Labeled region entries
========
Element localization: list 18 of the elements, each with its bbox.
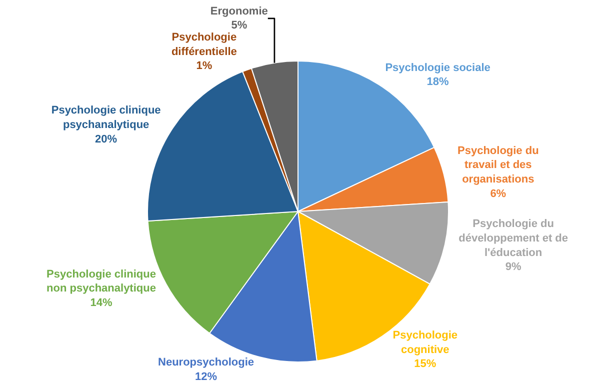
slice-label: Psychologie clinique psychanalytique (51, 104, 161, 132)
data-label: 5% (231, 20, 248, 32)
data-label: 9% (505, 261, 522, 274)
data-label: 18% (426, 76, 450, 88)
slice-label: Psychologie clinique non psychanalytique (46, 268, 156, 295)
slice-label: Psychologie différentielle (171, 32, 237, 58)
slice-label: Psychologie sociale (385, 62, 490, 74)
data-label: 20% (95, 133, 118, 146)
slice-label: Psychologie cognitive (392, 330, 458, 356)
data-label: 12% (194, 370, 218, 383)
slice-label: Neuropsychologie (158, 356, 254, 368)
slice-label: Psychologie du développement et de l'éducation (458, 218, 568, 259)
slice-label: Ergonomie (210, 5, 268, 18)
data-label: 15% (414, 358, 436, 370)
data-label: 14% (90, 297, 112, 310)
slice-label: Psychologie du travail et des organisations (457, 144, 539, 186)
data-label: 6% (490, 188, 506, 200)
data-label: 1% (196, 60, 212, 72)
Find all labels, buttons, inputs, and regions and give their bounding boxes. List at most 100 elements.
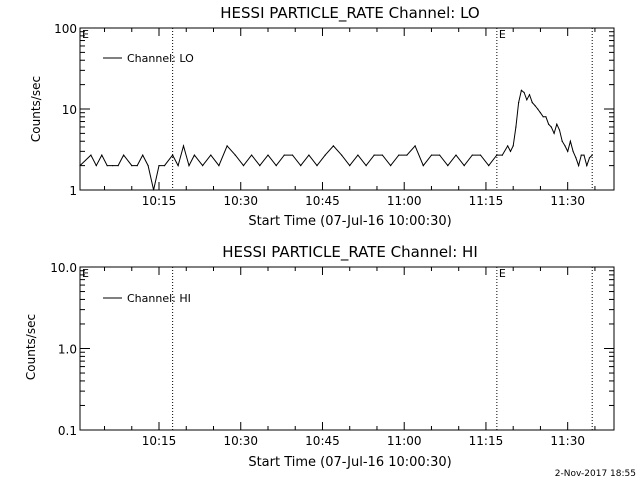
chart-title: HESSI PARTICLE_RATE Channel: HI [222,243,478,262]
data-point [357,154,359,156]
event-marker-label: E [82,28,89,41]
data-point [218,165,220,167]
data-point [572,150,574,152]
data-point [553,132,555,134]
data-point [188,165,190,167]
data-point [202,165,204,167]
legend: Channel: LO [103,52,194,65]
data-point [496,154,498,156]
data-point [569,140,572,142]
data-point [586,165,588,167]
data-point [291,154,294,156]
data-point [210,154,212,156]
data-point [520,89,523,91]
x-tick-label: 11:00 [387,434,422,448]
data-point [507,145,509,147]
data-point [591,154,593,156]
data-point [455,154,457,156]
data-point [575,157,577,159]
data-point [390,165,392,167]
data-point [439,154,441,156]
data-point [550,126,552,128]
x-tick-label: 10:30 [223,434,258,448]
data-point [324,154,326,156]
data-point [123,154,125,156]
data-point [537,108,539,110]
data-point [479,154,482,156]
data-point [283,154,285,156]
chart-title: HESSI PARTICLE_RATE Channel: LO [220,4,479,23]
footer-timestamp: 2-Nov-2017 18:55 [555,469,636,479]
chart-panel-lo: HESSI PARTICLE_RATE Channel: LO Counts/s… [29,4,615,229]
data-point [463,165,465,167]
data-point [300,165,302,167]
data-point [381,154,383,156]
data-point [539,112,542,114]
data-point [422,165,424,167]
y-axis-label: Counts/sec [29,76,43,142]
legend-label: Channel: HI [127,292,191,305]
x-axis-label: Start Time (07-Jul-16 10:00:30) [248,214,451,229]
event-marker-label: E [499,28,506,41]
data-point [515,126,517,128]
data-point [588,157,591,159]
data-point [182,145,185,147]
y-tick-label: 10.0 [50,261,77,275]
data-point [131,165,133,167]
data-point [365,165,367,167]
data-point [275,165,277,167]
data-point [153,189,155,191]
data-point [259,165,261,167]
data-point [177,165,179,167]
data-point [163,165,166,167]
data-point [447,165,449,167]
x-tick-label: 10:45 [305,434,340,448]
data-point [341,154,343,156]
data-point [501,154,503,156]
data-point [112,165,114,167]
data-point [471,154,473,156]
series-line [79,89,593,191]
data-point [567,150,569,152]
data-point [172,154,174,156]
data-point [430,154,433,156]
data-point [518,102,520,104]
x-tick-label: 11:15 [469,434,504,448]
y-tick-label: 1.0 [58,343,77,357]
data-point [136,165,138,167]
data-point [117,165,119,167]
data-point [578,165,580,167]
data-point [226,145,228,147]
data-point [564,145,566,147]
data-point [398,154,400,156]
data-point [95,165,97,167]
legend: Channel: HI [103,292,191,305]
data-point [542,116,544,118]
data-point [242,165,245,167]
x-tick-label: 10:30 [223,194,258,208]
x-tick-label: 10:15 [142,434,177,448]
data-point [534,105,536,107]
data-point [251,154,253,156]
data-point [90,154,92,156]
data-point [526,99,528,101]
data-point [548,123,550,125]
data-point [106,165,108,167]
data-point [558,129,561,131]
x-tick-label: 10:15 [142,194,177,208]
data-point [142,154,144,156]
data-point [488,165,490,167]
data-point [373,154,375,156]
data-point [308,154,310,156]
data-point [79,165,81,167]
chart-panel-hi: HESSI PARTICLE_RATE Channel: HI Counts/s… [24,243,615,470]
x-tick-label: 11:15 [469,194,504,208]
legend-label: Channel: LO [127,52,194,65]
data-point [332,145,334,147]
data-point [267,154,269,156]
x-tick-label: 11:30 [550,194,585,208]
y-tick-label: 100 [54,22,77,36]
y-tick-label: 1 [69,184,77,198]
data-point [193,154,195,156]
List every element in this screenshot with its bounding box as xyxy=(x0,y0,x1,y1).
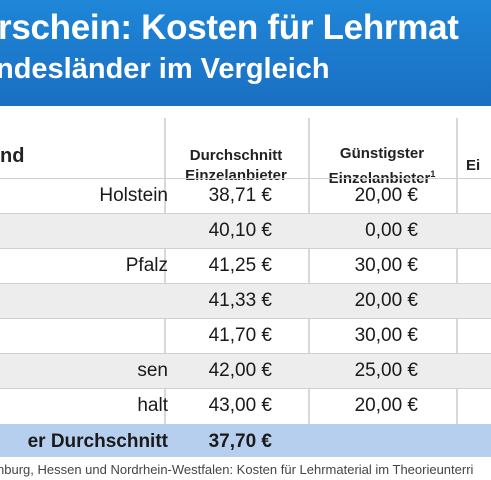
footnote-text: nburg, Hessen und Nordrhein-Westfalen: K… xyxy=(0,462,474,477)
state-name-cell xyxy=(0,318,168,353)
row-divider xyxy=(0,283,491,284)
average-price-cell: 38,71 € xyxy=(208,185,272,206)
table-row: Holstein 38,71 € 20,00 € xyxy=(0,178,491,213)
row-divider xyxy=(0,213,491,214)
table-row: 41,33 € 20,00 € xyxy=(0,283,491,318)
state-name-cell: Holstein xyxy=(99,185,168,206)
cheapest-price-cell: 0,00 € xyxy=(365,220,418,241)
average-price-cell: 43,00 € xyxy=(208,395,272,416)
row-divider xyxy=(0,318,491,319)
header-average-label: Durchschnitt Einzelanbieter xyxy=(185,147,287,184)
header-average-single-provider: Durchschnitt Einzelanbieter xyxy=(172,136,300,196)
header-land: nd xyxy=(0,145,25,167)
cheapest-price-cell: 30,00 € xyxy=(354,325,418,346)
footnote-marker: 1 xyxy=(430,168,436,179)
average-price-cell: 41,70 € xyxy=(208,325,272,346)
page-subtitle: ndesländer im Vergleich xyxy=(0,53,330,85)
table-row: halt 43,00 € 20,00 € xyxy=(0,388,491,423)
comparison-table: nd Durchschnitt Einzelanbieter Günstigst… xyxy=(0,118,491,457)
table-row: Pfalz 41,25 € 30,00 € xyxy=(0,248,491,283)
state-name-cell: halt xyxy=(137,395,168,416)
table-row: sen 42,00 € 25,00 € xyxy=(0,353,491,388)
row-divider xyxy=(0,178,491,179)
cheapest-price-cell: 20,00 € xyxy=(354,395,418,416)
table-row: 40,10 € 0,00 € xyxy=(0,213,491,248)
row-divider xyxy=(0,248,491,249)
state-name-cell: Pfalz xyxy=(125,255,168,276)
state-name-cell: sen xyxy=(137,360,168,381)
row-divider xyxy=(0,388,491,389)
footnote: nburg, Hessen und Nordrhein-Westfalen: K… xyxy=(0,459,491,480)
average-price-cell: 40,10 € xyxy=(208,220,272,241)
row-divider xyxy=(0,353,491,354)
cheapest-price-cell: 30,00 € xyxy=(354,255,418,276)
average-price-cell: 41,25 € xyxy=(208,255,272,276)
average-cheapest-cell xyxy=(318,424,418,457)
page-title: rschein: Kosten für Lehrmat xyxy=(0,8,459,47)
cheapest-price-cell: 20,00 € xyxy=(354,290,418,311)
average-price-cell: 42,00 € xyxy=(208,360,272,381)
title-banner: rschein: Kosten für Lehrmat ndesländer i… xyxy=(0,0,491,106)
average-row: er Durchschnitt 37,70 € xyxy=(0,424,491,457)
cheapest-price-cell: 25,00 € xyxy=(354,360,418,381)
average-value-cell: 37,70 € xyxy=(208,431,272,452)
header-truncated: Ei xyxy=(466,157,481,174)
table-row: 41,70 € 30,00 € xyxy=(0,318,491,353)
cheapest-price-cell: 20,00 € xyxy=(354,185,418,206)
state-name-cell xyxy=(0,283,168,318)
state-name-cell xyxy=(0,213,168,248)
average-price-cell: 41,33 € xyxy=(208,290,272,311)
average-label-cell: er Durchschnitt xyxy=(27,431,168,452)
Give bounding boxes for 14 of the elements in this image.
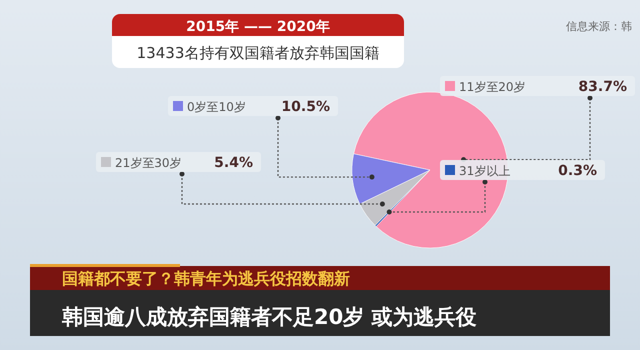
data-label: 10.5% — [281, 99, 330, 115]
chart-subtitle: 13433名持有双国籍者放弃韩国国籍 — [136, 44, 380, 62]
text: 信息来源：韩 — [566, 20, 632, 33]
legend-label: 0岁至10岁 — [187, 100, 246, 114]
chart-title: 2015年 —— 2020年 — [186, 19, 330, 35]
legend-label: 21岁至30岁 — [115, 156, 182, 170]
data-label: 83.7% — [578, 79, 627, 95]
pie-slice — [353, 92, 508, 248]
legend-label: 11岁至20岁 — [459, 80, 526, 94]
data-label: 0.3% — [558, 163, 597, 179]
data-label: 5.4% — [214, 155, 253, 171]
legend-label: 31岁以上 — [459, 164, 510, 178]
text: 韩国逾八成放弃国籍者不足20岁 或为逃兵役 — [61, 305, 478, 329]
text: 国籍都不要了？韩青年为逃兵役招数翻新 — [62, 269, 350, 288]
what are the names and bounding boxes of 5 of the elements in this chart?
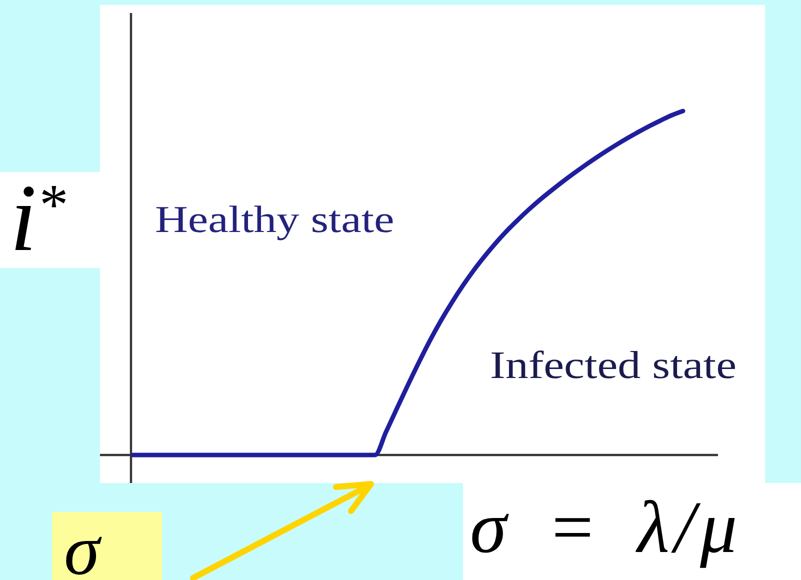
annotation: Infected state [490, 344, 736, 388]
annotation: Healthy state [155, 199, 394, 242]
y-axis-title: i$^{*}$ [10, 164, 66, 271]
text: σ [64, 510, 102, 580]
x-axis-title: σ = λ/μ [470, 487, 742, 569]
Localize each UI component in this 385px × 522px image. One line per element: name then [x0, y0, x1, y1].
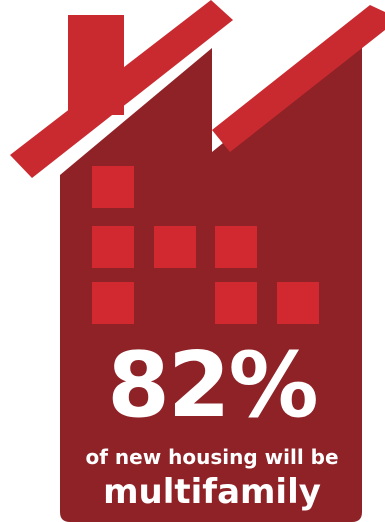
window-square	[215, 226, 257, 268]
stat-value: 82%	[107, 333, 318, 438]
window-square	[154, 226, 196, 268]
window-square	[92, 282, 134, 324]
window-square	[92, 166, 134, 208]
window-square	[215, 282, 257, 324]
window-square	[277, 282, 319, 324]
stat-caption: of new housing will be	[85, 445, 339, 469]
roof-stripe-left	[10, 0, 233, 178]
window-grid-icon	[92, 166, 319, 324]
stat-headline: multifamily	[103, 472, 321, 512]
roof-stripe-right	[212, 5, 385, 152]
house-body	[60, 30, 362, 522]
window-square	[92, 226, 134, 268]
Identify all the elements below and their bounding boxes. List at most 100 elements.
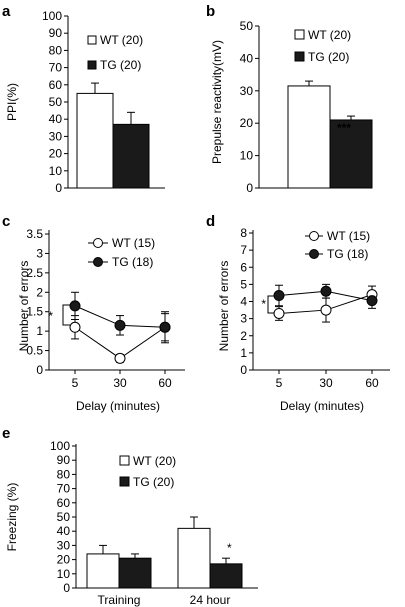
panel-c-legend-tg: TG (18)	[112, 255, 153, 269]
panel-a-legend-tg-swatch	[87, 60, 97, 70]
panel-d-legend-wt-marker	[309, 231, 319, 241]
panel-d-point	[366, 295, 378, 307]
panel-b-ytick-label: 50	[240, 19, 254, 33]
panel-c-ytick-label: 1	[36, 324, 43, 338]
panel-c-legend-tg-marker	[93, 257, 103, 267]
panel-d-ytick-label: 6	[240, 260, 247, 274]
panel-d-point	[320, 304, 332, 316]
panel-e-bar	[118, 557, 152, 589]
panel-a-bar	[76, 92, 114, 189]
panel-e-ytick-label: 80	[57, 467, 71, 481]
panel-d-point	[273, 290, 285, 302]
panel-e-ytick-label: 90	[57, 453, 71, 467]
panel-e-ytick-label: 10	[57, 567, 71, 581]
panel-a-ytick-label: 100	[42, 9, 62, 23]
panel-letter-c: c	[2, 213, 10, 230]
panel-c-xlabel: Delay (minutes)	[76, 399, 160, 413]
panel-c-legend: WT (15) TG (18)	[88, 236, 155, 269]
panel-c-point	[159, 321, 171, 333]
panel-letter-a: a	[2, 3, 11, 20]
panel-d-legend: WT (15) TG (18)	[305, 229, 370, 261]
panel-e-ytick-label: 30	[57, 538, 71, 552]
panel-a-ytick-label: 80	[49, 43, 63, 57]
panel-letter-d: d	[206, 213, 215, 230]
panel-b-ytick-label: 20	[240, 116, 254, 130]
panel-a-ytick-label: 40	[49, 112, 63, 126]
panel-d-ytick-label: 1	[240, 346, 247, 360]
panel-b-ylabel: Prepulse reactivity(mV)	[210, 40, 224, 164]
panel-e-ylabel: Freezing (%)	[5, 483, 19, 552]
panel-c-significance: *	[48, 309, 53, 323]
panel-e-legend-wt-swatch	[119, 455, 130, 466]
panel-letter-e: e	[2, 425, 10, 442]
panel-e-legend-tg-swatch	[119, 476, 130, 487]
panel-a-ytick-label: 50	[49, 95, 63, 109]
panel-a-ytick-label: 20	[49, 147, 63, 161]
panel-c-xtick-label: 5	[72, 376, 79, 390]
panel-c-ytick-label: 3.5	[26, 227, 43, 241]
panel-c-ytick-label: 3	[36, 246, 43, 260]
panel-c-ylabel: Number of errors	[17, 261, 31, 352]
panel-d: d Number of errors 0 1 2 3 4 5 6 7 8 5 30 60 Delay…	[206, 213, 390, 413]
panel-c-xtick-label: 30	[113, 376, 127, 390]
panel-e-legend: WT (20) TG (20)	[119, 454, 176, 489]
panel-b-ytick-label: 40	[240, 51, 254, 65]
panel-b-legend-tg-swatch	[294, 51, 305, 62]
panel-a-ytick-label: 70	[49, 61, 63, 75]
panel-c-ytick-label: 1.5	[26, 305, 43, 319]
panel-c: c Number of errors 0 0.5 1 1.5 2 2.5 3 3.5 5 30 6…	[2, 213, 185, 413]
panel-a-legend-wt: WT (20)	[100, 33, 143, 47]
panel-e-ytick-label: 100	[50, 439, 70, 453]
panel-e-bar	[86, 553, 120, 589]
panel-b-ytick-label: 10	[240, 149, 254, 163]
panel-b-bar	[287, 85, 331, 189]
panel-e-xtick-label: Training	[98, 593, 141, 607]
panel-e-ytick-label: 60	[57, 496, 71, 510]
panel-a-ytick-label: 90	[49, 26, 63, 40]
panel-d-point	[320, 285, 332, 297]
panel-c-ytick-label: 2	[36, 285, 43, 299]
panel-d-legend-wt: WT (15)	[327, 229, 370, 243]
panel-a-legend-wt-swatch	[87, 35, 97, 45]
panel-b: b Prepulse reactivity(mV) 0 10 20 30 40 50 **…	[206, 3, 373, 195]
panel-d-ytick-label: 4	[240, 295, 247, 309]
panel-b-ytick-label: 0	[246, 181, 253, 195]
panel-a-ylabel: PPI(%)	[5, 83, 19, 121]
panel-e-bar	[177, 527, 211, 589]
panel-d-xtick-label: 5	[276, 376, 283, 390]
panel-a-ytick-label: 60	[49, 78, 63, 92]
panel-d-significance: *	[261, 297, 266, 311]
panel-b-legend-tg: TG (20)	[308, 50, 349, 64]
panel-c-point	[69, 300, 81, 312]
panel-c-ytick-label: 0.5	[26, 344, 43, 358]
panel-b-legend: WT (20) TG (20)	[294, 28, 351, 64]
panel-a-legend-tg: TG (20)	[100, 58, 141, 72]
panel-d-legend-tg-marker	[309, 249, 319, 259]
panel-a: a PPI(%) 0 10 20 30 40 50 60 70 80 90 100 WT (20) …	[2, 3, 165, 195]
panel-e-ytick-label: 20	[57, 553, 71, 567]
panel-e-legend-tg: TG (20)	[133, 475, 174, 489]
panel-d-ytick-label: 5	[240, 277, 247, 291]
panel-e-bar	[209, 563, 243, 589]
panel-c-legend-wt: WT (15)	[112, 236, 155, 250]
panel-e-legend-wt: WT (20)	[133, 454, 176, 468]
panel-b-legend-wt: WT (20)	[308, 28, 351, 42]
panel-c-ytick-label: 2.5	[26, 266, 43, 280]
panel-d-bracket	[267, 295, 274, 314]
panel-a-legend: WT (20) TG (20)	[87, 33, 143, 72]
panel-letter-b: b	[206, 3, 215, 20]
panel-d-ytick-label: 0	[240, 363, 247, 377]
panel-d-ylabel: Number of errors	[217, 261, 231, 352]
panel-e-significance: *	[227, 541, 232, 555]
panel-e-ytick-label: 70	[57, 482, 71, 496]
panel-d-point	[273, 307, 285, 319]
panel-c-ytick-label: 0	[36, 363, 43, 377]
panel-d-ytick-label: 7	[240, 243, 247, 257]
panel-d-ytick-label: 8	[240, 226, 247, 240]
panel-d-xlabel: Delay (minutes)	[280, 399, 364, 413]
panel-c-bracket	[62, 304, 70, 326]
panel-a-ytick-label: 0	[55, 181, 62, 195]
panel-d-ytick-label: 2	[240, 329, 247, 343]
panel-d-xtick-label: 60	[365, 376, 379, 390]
========
**What is asked**: Output the part that opens with the line containing "255, 153, 269]" and closes with the line containing "324, 43, 338]" as a Markdown table with the columns No. and Line. Put a row number in No. and the line itself in Line, leaving out any blank lines.

**Output of the exercise**:
| No. | Line |
|---|---|
| 1 | panel-c-legend-tg: TG (18)	[112, 255, 153, 269] |
| 2 | panel-a-legend-tg-swatch	[87, 60, 97, 70] |
| 3 | panel-d-legend-wt-marker	[309, 231, 319, 241] |
| 4 | panel-d-point	[366, 295, 378, 307] |
| 5 | panel-b-ytick-label: 50	[240, 19, 254, 33] |
| 6 | panel-c-ytick-label: 1	[36, 324, 43, 338] |